- **Problem to solve**
Pictures aside, quote the whole listing exactly.

Stored entries
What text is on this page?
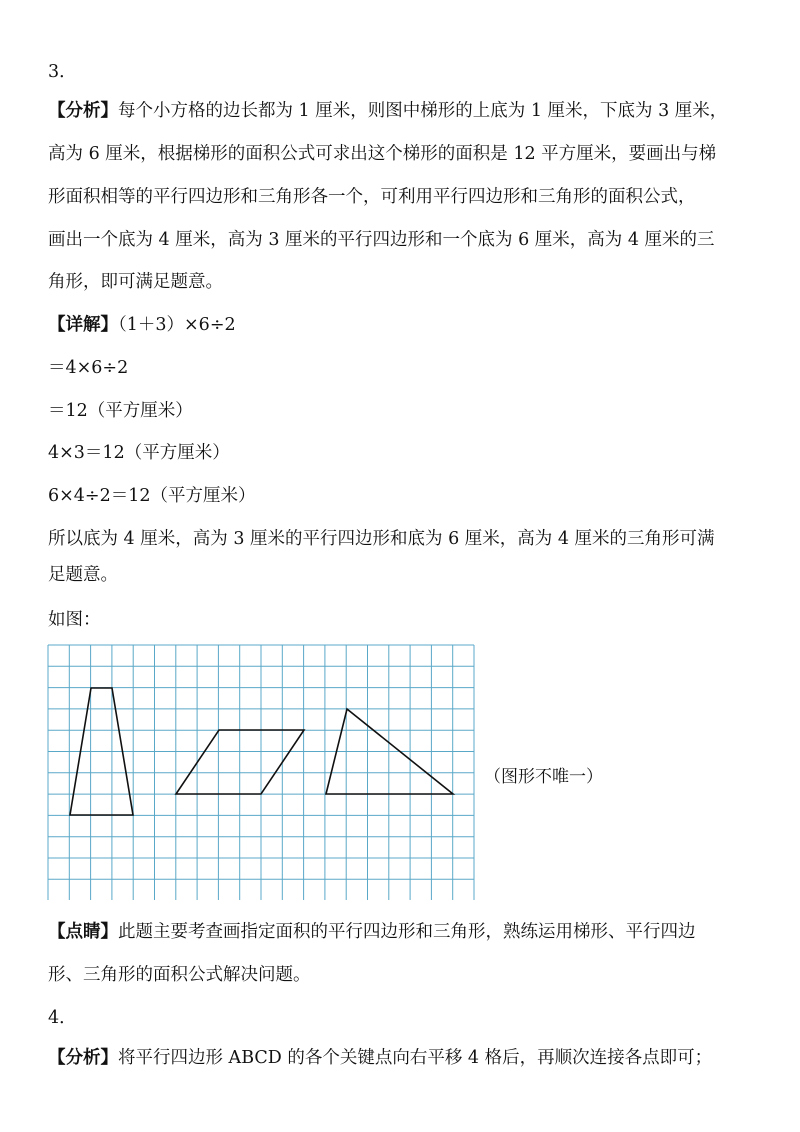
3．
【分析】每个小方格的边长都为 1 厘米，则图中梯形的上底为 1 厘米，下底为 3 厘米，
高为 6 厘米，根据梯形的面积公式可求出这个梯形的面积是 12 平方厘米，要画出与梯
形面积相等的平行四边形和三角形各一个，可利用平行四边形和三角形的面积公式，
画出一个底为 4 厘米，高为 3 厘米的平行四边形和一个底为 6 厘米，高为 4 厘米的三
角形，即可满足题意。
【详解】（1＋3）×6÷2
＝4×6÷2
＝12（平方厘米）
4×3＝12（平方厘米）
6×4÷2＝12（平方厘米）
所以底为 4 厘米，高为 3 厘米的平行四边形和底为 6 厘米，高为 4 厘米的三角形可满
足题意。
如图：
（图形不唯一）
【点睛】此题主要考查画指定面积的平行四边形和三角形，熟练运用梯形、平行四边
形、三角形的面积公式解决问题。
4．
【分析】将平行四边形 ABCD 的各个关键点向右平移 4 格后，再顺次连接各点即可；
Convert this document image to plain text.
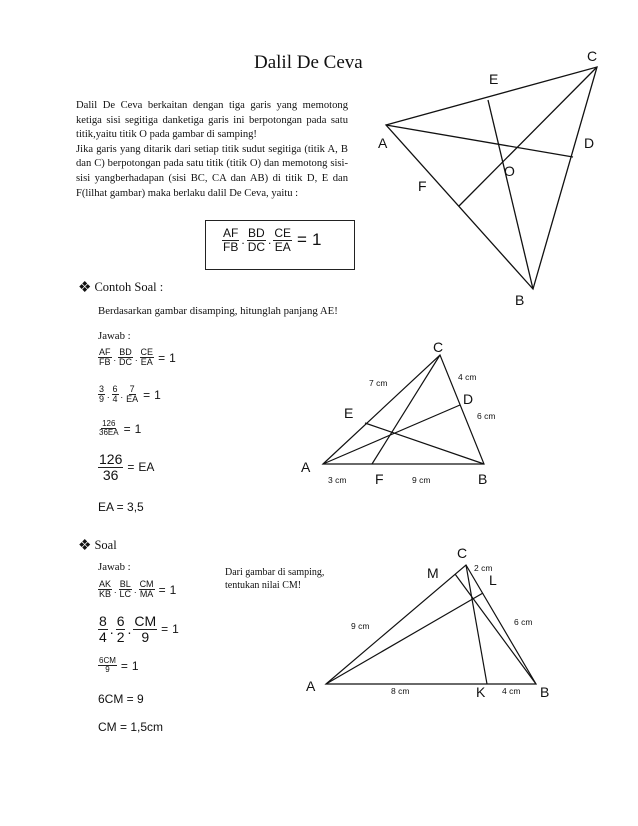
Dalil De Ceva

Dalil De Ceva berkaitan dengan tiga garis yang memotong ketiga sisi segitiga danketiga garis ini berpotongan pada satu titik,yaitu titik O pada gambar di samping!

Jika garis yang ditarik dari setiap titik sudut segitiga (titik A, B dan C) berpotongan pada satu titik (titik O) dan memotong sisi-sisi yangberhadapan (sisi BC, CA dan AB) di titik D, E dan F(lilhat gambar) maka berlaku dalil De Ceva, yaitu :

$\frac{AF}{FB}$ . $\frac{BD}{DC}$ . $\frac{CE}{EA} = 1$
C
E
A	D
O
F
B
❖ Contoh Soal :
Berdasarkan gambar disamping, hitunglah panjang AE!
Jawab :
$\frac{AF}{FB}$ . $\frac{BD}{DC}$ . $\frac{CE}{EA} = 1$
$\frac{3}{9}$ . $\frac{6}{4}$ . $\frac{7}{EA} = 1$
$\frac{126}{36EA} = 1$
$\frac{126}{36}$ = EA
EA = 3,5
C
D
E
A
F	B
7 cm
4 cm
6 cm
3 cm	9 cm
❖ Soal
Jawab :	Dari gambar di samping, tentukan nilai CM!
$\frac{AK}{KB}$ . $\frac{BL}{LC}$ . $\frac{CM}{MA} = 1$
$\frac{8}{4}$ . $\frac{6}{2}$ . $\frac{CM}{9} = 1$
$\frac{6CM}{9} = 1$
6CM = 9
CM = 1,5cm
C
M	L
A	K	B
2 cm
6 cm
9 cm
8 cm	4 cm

- **Response below**
What text is on this page?
3．
【分析】每个小方格的边长都为 1 厘米，则图中梯形的上底为 1 厘米，下底为 3 厘米，
高为 6 厘米，根据梯形的面积公式可求出这个梯形的面积是 12 平方厘米，要画出与梯
形面积相等的平行四边形和三角形各一个，可利用平行四边形和三角形的面积公式，
画出一个底为 4 厘米，高为 3 厘米的平行四边形和一个底为 6 厘米，高为 4 厘米的三
角形，即可满足题意。
【详解】（1＋3）×6÷2
＝4×6÷2
＝12（平方厘米）
4×3＝12（平方厘米）
6×4÷2＝12（平方厘米）
所以底为 4 厘米，高为 3 厘米的平行四边形和底为 6 厘米，高为 4 厘米的三角形可满
足题意。
如图：
（图形不唯一）
【点睛】此题主要考查画指定面积的平行四边形和三角形，熟练运用梯形、平行四边
形、三角形的面积公式解决问题。
4．
【分析】将平行四边形 ABCD 的各个关键点向右平移 4 格后，再顺次连接各点即可；
Convert this document image to plain text.
Dalil De Ceva

Dalil De Ceva berkaitan dengan tiga garis yang memotong ketiga sisi segitiga danketiga garis ini berpotongan pada satu titik,yaitu titik O pada gambar di samping!

Jika garis yang ditarik dari setiap titik sudut segitiga (titik A, B dan C) berpotongan pada satu titik (titik O) dan memotong sisi-sisi yangberhadapan (sisi BC, CA dan AB) di titik D, E dan F(lilhat gambar) maka berlaku dalil De Ceva, yaitu :

$\frac{AF}{FB}$ . $\frac{BD}{DC}$ . $\frac{CE}{EA} = 1$
C
E
A	D
O
F
B
❖ Contoh Soal :
Berdasarkan gambar disamping, hitunglah panjang AE!
Jawab :
$\frac{AF}{FB}$ . $\frac{BD}{DC}$ . $\frac{CE}{EA} = 1$
$\frac{3}{9}$ . $\frac{6}{4}$ . $\frac{7}{EA} = 1$
$\frac{126}{36EA} = 1$
$\frac{126}{36}$ = EA
EA = 3,5
C
D
E
A
F	B
7 cm
4 cm
6 cm
3 cm	9 cm
❖ Soal
Jawab :	Dari gambar di samping, tentukan nilai CM!
$\frac{AK}{KB}$ . $\frac{BL}{LC}$ . $\frac{CM}{MA} = 1$
$\frac{8}{4}$ . $\frac{6}{2}$ . $\frac{CM}{9} = 1$
$\frac{6CM}{9} = 1$
6CM = 9
CM = 1,5cm
C
M	L
A	K	B
2 cm
6 cm
9 cm
8 cm	4 cm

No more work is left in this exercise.